__STORED ROWS__
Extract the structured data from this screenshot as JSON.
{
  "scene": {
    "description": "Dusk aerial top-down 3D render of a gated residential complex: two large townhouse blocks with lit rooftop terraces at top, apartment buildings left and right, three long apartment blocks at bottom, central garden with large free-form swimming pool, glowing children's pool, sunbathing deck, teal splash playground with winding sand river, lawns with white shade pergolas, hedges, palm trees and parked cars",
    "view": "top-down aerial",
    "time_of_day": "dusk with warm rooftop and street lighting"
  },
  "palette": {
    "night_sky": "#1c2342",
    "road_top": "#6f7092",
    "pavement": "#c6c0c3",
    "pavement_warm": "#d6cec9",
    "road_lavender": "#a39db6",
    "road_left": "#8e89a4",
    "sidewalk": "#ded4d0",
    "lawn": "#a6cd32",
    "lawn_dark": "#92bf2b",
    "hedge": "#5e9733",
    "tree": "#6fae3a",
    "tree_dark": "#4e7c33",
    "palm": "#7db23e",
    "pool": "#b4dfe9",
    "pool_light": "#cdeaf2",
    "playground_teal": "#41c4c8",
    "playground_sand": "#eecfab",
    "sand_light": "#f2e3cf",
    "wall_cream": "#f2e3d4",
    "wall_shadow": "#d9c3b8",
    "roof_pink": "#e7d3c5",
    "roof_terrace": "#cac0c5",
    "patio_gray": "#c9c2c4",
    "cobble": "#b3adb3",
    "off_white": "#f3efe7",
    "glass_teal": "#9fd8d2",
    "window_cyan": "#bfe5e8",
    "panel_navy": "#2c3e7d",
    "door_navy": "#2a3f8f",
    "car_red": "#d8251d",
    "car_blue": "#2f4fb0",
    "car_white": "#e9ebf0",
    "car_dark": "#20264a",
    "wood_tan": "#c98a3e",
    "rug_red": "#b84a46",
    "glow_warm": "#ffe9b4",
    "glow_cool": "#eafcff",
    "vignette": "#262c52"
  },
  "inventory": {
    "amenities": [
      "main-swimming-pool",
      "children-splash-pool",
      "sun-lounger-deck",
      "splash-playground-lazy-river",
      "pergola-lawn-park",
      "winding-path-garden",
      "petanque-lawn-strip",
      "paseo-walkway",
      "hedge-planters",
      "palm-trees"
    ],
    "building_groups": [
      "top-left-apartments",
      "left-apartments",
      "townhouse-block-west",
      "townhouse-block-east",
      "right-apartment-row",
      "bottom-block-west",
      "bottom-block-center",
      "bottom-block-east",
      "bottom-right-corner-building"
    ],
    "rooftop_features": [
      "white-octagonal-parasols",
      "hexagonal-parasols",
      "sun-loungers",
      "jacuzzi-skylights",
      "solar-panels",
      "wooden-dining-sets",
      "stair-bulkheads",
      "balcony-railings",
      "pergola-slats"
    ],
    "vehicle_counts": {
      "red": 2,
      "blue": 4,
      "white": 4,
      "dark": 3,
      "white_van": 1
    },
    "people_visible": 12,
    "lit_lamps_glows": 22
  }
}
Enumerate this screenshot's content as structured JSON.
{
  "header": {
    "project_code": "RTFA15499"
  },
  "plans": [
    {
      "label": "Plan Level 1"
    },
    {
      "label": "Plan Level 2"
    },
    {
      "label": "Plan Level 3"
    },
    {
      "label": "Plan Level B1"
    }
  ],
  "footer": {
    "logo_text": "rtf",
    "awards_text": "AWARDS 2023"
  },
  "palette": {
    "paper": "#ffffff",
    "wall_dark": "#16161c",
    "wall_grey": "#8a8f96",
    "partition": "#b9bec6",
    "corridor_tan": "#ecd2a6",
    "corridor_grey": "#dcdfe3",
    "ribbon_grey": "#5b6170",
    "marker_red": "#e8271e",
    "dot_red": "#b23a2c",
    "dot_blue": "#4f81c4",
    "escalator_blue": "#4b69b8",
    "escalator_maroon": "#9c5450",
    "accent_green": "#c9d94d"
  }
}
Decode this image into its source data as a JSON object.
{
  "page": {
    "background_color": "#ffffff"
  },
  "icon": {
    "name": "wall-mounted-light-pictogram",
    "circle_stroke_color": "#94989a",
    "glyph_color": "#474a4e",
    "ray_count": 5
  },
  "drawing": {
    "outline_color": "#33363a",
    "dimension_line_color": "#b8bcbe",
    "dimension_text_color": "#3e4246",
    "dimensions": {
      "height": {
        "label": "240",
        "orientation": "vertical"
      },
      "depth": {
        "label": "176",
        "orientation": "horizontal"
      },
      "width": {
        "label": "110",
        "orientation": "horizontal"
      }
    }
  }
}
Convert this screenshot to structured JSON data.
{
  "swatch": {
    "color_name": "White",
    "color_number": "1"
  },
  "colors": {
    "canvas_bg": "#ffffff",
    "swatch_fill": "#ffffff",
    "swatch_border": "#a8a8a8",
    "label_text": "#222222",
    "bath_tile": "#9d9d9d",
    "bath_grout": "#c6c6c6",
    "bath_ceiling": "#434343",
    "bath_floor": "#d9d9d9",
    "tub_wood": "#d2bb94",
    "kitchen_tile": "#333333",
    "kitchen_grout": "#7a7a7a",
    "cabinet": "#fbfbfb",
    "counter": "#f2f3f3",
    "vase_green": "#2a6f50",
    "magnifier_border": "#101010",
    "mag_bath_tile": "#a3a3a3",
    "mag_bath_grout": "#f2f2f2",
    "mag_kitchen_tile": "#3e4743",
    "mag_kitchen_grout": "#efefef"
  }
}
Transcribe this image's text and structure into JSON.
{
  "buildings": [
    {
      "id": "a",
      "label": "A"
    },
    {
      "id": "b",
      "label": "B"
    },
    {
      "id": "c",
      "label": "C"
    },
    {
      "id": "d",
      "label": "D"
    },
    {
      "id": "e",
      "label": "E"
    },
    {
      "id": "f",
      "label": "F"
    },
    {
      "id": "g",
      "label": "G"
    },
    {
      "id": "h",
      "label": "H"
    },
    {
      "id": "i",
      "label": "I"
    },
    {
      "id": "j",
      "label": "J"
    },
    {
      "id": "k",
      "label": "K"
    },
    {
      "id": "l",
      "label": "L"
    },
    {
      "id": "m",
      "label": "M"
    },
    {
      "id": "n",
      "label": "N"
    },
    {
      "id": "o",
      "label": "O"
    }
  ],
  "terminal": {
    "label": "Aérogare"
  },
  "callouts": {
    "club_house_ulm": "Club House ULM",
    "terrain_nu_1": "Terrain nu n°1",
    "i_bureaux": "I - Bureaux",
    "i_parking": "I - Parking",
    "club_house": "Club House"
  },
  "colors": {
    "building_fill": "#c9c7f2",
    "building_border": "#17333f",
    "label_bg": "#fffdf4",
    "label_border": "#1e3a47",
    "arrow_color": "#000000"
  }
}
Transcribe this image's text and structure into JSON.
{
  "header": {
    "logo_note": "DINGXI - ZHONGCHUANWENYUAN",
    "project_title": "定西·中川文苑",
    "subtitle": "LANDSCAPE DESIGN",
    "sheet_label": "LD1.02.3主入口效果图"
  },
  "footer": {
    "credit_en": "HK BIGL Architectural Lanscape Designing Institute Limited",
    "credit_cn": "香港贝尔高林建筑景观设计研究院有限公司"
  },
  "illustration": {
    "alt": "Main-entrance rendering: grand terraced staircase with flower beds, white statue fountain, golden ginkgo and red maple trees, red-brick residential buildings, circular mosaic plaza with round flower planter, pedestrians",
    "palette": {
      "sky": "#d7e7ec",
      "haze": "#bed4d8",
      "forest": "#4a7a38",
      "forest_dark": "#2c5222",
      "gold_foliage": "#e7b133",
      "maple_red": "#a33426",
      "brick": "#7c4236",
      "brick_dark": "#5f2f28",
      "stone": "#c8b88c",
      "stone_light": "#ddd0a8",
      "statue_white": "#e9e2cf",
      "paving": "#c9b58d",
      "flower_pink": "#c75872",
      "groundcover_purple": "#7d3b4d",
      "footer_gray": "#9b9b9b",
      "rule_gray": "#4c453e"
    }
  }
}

__SET TASK__
Each line above that includes "deck" should be shown.

__COMPLETE RESPONSE__
    "description": "Dusk aerial top-down 3D render of a gated residential complex: two large townhouse blocks with lit rooftop terraces at top, apartment buildings left and right, three long apartment blocks at bottom, central garden with large free-form swimming pool, glowing children's pool, sunbathing deck, teal splash playground with winding sand river, lawns with white shade pergolas, hedges, palm trees and parked cars",
      "sun-lounger-deck",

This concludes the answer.